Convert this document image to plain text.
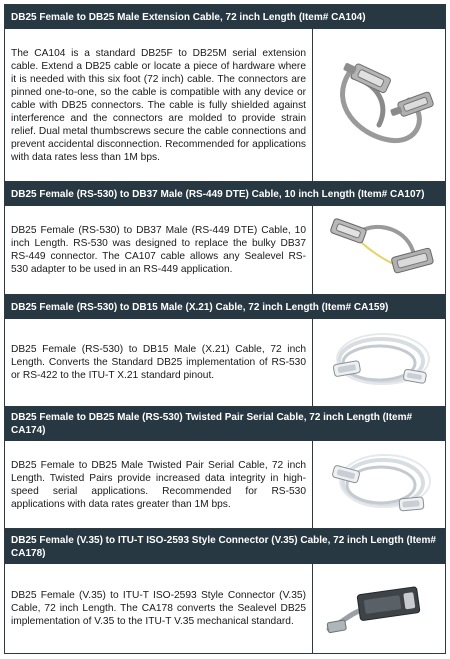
DB25 Female to DB25 Male Extension Cable, 72 inch Length (Item# CA104)
The CA104 is a standard DB25F to DB25M serial extension cable. Extend a DB25 cable or locate a piece of hardware where it is needed with this six foot (72 inch) cable. The connectors are pinned one-to-one, so the cable is compatible with any device or cable with DB25 connectors. The cable is fully shielded against interference and the connectors are molded to provide strain relief. Dual metal thumbscrews secure the cable connections and prevent accidental disconnection. Recommended for applications with data rates less than 1M bps.
DB25 Female (RS-530) to DB37 Male (RS-449 DTE) Cable, 10 inch Length (Item# CA107)
DB25 Female (RS-530) to DB37 Male (RS-449 DTE) Cable, 10 inch Length. RS-530 was designed to replace the bulky DB37 RS-449 connector. The CA107 cable allows any Sealevel RS-530 adapter to be used in an RS-449 application.
DB25 Female (RS-530) to DB15 Male (X.21) Cable, 72 inch Length (Item# CA159)
DB25 Female (RS-530) to DB15 Male (X.21) Cable, 72 inch Length. Converts the Standard DB25 implementation of RS-530 or RS-422 to the ITU-T X.21 standard pinout.
DB25 Female to DB25 Male (RS-530) Twisted Pair Serial Cable, 72 inch Length (Item# CA174)
DB25 Female to DB25 Male Twisted Pair Serial Cable, 72 inch Length. Twisted Pairs provide increased data integrity in high-speed serial applications. Recommended for RS-530 applications with data rates greater than 1M bps.
DB25 Female (V.35) to ITU-T ISO-2593 Style Connector (V.35) Cable, 72 inch Length (Item# CA178)
DB25 Female (V.35) to ITU-T ISO-2593 Style Connector (V.35) Cable, 72 inch Length. The CA178 converts the Sealevel DB25 implementation of V.35 to the ITU-T V.35 mechanical standard.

■ ■ ■

* **STATED TASK**
All lines above with "this" in them should be returned.

* **TASK SOLUTION**
Convert this document image to plain text.
The CA104 is a standard DB25F to DB25M serial extension cable. Extend a DB25 cable or locate a piece of hardware where it is needed with this six foot (72 inch) cable. The connectors are pinned one-to-one, so the cable is compatible with any device or cable with DB25 connectors. The cable is fully shielded against interference and the connectors are molded to provide strain relief. Dual metal thumbscrews secure the cable connections and prevent accidental disconnection. Recommended for applications with data rates less than 1M bps.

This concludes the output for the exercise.